Return verbatim every line from the one containing "370, 1196, 400]" down to the one containing "71, 452, 89]", including both of those lines.

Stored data
════════
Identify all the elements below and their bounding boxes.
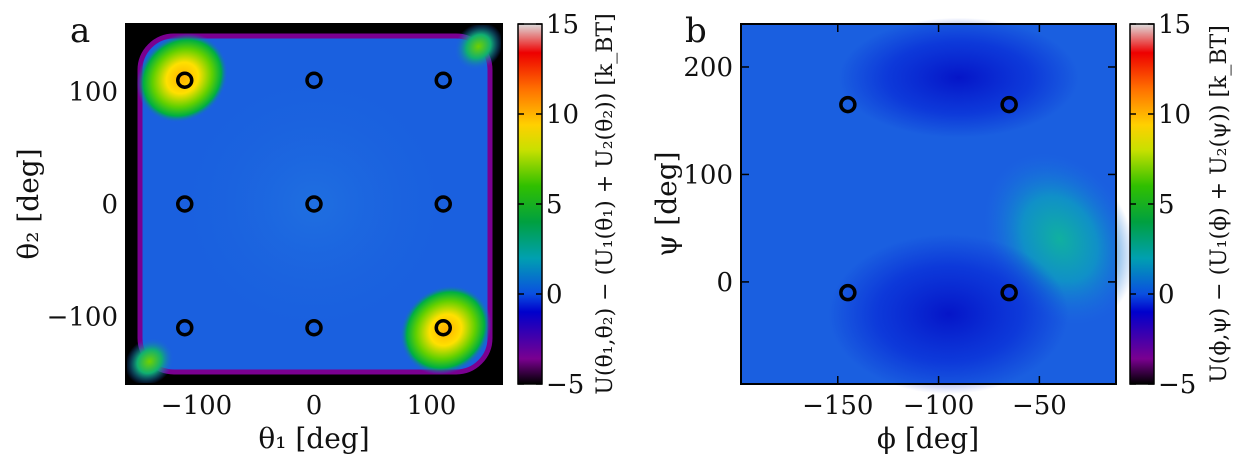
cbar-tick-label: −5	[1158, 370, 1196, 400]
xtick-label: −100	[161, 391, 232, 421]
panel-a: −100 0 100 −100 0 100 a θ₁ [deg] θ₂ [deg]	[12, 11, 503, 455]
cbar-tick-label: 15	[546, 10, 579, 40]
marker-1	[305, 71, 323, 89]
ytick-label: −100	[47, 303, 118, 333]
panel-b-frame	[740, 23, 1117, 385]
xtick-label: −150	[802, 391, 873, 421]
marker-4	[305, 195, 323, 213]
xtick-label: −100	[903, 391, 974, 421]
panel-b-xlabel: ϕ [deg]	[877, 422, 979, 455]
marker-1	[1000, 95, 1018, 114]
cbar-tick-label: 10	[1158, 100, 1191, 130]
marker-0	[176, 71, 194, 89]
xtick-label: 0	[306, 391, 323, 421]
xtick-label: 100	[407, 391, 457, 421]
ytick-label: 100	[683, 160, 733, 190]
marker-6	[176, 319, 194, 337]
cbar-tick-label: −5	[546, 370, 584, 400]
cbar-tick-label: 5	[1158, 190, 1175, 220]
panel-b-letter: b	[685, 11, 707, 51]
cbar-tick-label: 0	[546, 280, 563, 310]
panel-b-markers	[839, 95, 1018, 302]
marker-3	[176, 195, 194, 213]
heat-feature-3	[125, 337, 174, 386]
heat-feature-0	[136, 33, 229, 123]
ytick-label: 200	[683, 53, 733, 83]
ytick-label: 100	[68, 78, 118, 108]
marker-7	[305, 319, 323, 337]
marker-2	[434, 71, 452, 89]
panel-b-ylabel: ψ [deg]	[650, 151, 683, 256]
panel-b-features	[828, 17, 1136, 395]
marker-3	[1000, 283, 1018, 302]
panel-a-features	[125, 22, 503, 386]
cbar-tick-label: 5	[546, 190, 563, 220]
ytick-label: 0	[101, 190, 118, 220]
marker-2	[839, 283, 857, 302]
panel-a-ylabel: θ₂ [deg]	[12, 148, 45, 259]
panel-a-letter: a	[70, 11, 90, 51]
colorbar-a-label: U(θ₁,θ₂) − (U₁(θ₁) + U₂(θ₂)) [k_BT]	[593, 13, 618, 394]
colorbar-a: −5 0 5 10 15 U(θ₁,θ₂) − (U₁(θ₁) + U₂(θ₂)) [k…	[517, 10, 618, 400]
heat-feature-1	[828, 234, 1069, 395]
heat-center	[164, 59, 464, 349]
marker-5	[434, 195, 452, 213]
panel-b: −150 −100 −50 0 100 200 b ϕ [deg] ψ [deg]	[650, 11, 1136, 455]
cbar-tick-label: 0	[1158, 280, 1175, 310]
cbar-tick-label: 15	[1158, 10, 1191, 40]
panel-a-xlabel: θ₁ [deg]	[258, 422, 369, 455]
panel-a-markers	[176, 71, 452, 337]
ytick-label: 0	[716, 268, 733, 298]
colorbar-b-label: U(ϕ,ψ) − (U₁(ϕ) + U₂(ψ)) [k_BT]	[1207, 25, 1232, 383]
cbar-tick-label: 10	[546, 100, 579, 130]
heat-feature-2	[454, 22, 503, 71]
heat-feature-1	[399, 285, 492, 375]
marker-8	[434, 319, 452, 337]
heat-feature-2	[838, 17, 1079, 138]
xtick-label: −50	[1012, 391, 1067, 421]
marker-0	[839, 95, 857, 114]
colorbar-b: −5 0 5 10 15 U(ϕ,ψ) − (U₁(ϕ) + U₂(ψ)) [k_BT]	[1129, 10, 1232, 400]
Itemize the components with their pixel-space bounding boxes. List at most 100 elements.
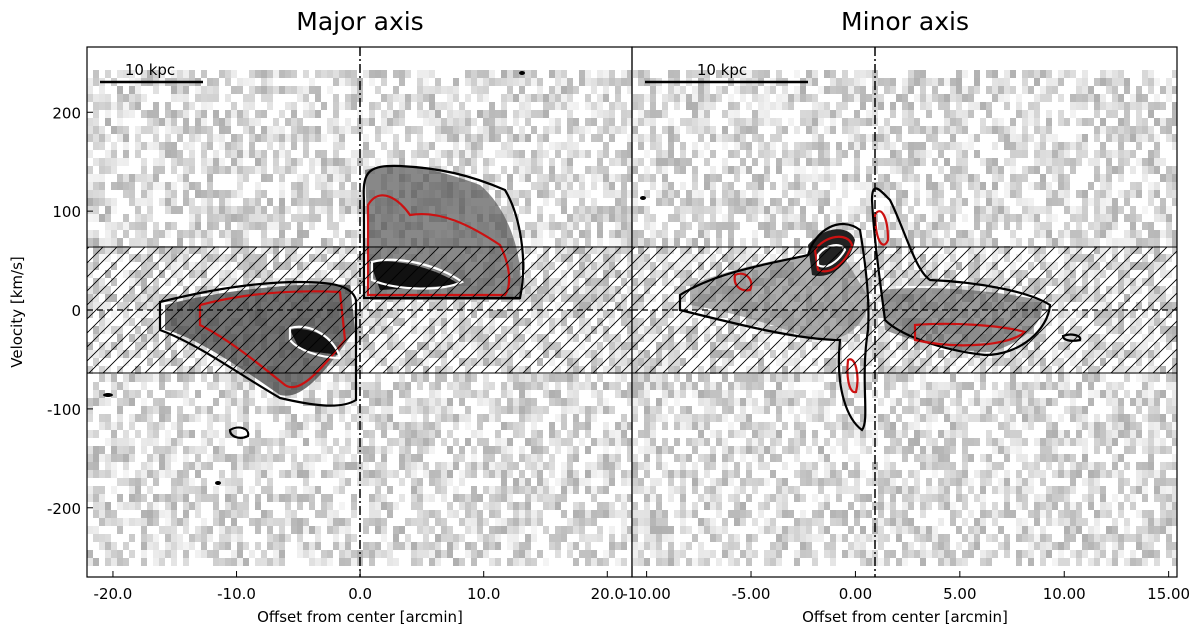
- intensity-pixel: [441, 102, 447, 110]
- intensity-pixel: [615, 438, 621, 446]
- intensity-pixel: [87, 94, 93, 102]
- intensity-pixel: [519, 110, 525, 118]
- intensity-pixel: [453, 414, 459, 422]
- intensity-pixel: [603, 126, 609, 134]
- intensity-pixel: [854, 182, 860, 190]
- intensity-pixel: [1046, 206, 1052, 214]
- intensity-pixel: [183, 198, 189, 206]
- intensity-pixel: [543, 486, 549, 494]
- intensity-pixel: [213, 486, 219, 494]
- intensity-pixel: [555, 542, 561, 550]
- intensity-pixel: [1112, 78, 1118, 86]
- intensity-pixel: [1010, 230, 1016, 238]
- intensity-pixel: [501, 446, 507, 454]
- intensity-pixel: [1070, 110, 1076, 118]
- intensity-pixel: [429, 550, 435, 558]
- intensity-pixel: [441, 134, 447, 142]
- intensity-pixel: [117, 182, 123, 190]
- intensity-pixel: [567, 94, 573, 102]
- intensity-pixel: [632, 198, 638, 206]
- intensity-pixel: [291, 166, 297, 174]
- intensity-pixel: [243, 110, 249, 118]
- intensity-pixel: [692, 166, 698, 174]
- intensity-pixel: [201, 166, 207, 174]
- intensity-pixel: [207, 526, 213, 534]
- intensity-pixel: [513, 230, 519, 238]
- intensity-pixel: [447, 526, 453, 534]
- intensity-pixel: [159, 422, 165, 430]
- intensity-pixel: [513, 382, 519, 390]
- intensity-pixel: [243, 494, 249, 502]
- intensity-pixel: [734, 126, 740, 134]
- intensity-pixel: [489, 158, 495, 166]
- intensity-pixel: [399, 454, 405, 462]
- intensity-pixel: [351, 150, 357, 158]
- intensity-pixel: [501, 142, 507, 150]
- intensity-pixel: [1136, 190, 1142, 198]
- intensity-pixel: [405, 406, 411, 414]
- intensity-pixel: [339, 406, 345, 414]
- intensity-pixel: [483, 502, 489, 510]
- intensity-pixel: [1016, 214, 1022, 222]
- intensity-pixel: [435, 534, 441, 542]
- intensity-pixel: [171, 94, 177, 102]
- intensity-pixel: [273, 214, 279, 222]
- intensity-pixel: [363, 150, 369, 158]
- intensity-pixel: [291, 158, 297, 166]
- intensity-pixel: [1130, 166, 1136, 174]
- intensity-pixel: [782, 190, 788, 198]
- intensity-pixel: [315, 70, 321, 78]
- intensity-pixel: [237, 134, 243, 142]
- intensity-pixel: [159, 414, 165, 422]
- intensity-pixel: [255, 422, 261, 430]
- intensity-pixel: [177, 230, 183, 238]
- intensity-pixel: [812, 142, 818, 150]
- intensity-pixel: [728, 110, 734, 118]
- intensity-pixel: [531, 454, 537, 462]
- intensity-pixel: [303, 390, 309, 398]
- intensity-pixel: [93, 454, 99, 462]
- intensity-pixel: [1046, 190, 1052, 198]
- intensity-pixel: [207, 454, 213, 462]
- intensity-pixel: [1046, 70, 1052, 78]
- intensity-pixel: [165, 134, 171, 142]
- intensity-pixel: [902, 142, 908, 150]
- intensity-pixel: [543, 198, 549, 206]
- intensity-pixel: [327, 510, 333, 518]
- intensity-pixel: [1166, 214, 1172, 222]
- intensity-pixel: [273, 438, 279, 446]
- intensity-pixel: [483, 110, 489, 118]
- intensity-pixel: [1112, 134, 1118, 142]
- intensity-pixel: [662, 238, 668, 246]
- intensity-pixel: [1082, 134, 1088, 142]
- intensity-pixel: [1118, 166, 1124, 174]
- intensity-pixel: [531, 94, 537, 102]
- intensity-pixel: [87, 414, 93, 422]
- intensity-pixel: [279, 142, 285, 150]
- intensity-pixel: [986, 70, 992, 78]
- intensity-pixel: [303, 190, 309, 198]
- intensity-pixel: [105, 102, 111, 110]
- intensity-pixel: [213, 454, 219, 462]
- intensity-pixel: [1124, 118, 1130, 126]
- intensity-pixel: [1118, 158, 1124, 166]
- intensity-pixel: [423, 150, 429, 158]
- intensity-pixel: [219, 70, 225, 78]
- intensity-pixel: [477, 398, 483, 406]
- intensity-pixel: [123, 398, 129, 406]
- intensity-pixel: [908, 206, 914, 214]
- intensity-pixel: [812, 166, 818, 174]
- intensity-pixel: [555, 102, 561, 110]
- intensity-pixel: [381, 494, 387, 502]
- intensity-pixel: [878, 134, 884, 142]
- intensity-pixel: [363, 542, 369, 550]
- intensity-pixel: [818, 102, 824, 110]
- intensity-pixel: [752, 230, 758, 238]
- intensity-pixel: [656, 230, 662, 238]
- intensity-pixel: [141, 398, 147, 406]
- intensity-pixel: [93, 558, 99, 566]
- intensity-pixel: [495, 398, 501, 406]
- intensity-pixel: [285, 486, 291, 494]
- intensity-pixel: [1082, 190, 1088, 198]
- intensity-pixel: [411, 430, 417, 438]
════════
### Finished exercise
cbar-tick-label: −5	[1158, 370, 1196, 400]
xtick-label: −100	[161, 391, 232, 421]
panel-a: −100 0 100 −100 0 100 a θ₁ [deg] θ₂ [deg]	[12, 11, 503, 455]
cbar-tick-label: 15	[546, 10, 579, 40]
marker-1	[305, 71, 323, 89]
ytick-label: −100	[47, 303, 118, 333]
panel-b-frame	[740, 23, 1117, 385]
xtick-label: −150	[802, 391, 873, 421]
marker-4	[305, 195, 323, 213]
xtick-label: −100	[903, 391, 974, 421]
panel-b-xlabel: ϕ [deg]	[877, 422, 979, 455]
marker-1	[1000, 95, 1018, 114]
cbar-tick-label: 10	[1158, 100, 1191, 130]
marker-0	[176, 71, 194, 89]
xtick-label: 0	[306, 391, 323, 421]
xtick-label: 100	[407, 391, 457, 421]
ytick-label: 100	[683, 160, 733, 190]
marker-6	[176, 319, 194, 337]
cbar-tick-label: −5	[546, 370, 584, 400]
cbar-tick-label: 5	[1158, 190, 1175, 220]
panel-b-letter: b	[685, 11, 707, 51]
cbar-tick-label: 0	[546, 280, 563, 310]
panel-b-markers	[839, 95, 1018, 302]
marker-3	[176, 195, 194, 213]
heat-feature-3	[125, 337, 174, 386]
heat-feature-0	[136, 33, 229, 123]
ytick-label: 200	[683, 53, 733, 83]
ytick-label: 100	[68, 78, 118, 108]
marker-7	[305, 319, 323, 337]
marker-2	[434, 71, 452, 89]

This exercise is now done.